WORK TO COMPLETE: Only the pictures are to be left out; set down the rest of the records exactly.

(Dataset excerpt)
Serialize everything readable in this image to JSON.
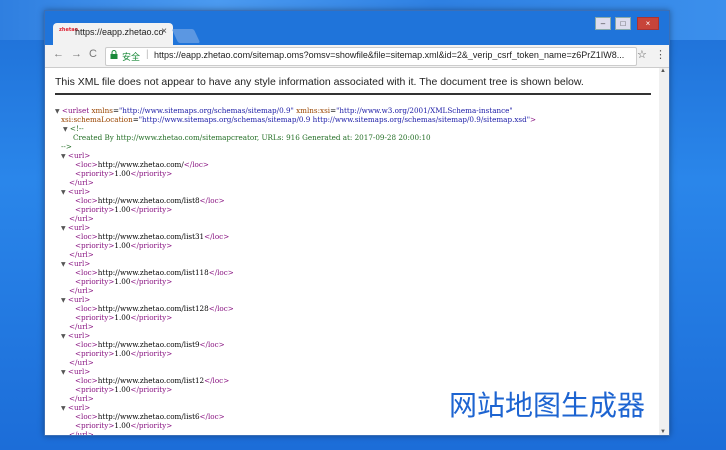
{
  "browser": {
    "tab_title": "https://eapp.zhetao.co",
    "tab_favicon": "zhetao",
    "tab_close": "×",
    "secure_label": "安全",
    "url": "https://eapp.zhetao.com/sitemap.oms?omsv=showfile&file=sitemap.xml&id=2&_verip_csrf_token_name=z6PrZ1IW8...",
    "icons": {
      "back": "←",
      "forward": "→",
      "reload": "C",
      "lock": "🔒",
      "star": "☆",
      "menu": "⋮"
    },
    "window_controls": {
      "minimize": "–",
      "maximize": "□",
      "close": "×"
    }
  },
  "page": {
    "notice": "This XML file does not appear to have any style information associated with it. The document tree is shown below."
  },
  "xml": {
    "urlset_open_1": "<urlset",
    "xmlns_attr": "xmlns",
    "xmlns_val": "\"http://www.sitemaps.org/schemas/sitemap/0.9\"",
    "xsi_attr": "xmlns:xsi",
    "xsi_val": "\"http://www.w3.org/2001/XMLSchema-instance\"",
    "schema_attr": "xsi:schemaLocation",
    "schema_val": "\"http://www.sitemaps.org/schemas/sitemap/0.9 http://www.sitemaps.org/schemas/sitemap/0.9/sitemap.xsd\"",
    "close_bracket": ">",
    "comment_open": "<!--",
    "comment_text": "Created By http://www.zhetao.com/sitemapcreator, URLs: 916 Generated at: 2017-09-28 20:00:10",
    "comment_close": "-->",
    "entries": [
      {
        "loc": "http://www.zhetao.com/",
        "priority": "1.00"
      },
      {
        "loc": "http://www.zhetao.com/list8",
        "priority": "1.00"
      },
      {
        "loc": "http://www.zhetao.com/list31",
        "priority": "1.00"
      },
      {
        "loc": "http://www.zhetao.com/list118",
        "priority": "1.00"
      },
      {
        "loc": "http://www.zhetao.com/list128",
        "priority": "1.00"
      },
      {
        "loc": "http://www.zhetao.com/list9",
        "priority": "1.00"
      },
      {
        "loc": "http://www.zhetao.com/list12",
        "priority": "1.00"
      },
      {
        "loc": "http://www.zhetao.com/list6",
        "priority": "1.00"
      }
    ],
    "url_open": "<url>",
    "url_close": "</url>",
    "loc_open": "<loc>",
    "loc_close": "</loc>",
    "priority_open": "<priority>",
    "priority_close": "</priority>",
    "triangle": "▼"
  },
  "overlay": {
    "caption": "网站地图生成器"
  }
}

RESULT:
Serialize everything readable in this image to JSON.
{
  "browser": {
    "tab_title": "https://eapp.zhetao.co",
    "tab_favicon": "zhetao",
    "tab_close": "×",
    "secure_label": "安全",
    "url": "https://eapp.zhetao.com/sitemap.oms?omsv=showfile&file=sitemap.xml&id=2&_verip_csrf_token_name=z6PrZ1IW8...",
    "icons": {
      "back": "←",
      "forward": "→",
      "reload": "C",
      "lock": "🔒",
      "star": "☆",
      "menu": "⋮"
    },
    "window_controls": {
      "minimize": "–",
      "maximize": "□",
      "close": "×"
    }
  },
  "page": {
    "notice": "This XML file does not appear to have any style information associated with it. The document tree is shown below."
  },
  "xml": {
    "urlset_open_1": "<urlset",
    "xmlns_attr": "xmlns",
    "xmlns_val": "\"http://www.sitemaps.org/schemas/sitemap/0.9\"",
    "xsi_attr": "xmlns:xsi",
    "xsi_val": "\"http://www.w3.org/2001/XMLSchema-instance\"",
    "schema_attr": "xsi:schemaLocation",
    "schema_val": "\"http://www.sitemaps.org/schemas/sitemap/0.9 http://www.sitemaps.org/schemas/sitemap/0.9/sitemap.xsd\"",
    "close_bracket": ">",
    "comment_open": "<!--",
    "comment_text": "Created By http://www.zhetao.com/sitemapcreator, URLs: 916 Generated at: 2017-09-28 20:00:10",
    "comment_close": "-->",
    "entries": [
      {
        "loc": "http://www.zhetao.com/",
        "priority": "1.00"
      },
      {
        "loc": "http://www.zhetao.com/list8",
        "priority": "1.00"
      },
      {
        "loc": "http://www.zhetao.com/list31",
        "priority": "1.00"
      },
      {
        "loc": "http://www.zhetao.com/list118",
        "priority": "1.00"
      },
      {
        "loc": "http://www.zhetao.com/list128",
        "priority": "1.00"
      },
      {
        "loc": "http://www.zhetao.com/list9",
        "priority": "1.00"
      },
      {
        "loc": "http://www.zhetao.com/list12",
        "priority": "1.00"
      },
      {
        "loc": "http://www.zhetao.com/list6",
        "priority": "1.00"
      }
    ],
    "url_open": "<url>",
    "url_close": "</url>",
    "loc_open": "<loc>",
    "loc_close": "</loc>",
    "priority_open": "<priority>",
    "priority_close": "</priority>",
    "triangle": "▼"
  },
  "overlay": {
    "caption": "网站地图生成器"
  }
}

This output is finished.